*** RECORD EXCERPTS

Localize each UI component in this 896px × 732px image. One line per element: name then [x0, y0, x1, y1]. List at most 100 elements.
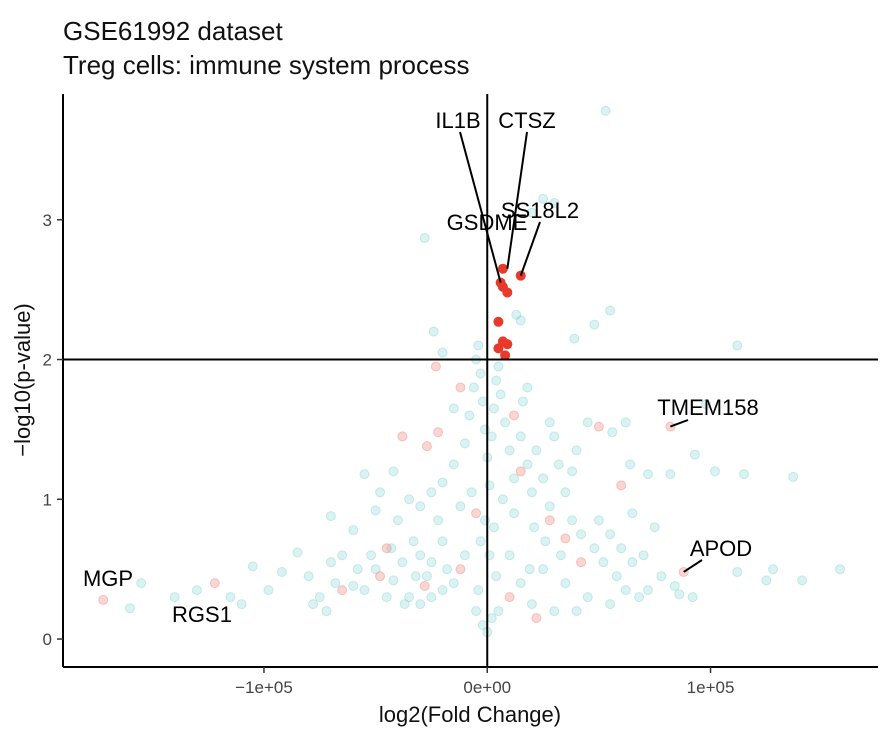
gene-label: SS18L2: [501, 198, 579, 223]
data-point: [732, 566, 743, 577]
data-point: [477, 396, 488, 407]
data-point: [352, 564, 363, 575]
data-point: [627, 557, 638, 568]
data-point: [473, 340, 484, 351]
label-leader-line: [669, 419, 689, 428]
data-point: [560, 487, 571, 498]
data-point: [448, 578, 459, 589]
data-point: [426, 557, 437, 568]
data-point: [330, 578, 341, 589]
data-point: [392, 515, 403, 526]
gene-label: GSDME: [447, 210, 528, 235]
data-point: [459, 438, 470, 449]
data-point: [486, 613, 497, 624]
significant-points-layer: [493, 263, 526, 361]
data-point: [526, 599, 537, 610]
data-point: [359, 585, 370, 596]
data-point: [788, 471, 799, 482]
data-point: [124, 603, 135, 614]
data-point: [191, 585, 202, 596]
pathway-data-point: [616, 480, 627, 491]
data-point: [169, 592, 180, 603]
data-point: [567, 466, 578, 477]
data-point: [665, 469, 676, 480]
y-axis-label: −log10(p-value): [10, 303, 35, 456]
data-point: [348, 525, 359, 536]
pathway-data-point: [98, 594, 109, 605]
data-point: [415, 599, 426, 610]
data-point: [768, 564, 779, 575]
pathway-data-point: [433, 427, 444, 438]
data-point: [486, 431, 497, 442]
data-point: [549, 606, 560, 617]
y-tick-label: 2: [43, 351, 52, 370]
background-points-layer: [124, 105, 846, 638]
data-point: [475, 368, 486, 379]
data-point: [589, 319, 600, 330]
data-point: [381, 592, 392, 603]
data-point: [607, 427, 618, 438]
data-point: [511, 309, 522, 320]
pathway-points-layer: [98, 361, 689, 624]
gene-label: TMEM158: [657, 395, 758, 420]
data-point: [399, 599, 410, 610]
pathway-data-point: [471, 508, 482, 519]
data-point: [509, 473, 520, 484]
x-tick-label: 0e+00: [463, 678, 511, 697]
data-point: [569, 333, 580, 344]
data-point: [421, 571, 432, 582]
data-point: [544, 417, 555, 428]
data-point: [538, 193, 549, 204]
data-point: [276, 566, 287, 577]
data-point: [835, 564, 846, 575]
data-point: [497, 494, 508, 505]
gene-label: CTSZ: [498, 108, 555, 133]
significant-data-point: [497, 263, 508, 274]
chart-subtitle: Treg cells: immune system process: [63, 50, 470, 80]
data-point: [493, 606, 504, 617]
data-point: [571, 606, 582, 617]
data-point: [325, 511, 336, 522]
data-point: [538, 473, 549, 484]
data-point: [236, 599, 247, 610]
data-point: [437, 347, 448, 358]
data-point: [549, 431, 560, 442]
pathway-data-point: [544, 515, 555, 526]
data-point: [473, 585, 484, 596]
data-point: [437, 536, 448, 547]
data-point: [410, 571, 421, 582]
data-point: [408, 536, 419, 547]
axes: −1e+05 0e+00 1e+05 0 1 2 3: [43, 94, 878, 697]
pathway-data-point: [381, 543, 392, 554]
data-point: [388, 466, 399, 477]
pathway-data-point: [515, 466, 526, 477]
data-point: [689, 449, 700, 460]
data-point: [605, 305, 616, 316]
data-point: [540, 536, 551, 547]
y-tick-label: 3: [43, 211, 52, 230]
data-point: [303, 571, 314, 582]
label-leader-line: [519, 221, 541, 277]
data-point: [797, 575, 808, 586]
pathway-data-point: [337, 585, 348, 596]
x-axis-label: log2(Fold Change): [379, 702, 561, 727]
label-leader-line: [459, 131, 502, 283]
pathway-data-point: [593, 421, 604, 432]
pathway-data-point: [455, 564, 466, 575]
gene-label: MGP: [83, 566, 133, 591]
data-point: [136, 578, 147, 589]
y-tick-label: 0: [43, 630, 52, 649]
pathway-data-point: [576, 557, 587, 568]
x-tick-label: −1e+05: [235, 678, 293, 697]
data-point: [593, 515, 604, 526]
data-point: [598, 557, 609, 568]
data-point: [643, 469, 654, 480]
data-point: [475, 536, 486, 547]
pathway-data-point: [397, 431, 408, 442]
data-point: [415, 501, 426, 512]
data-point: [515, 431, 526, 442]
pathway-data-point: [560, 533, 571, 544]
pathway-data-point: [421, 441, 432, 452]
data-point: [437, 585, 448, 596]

******

* ASSIGNED TASK:
Your task is to gather all lines from the entries above that hold the word "significant".

* ANSWER FOR THE TASK:
significant-points-layer: [493, 263, 526, 361]
significant-data-point: [497, 263, 508, 274]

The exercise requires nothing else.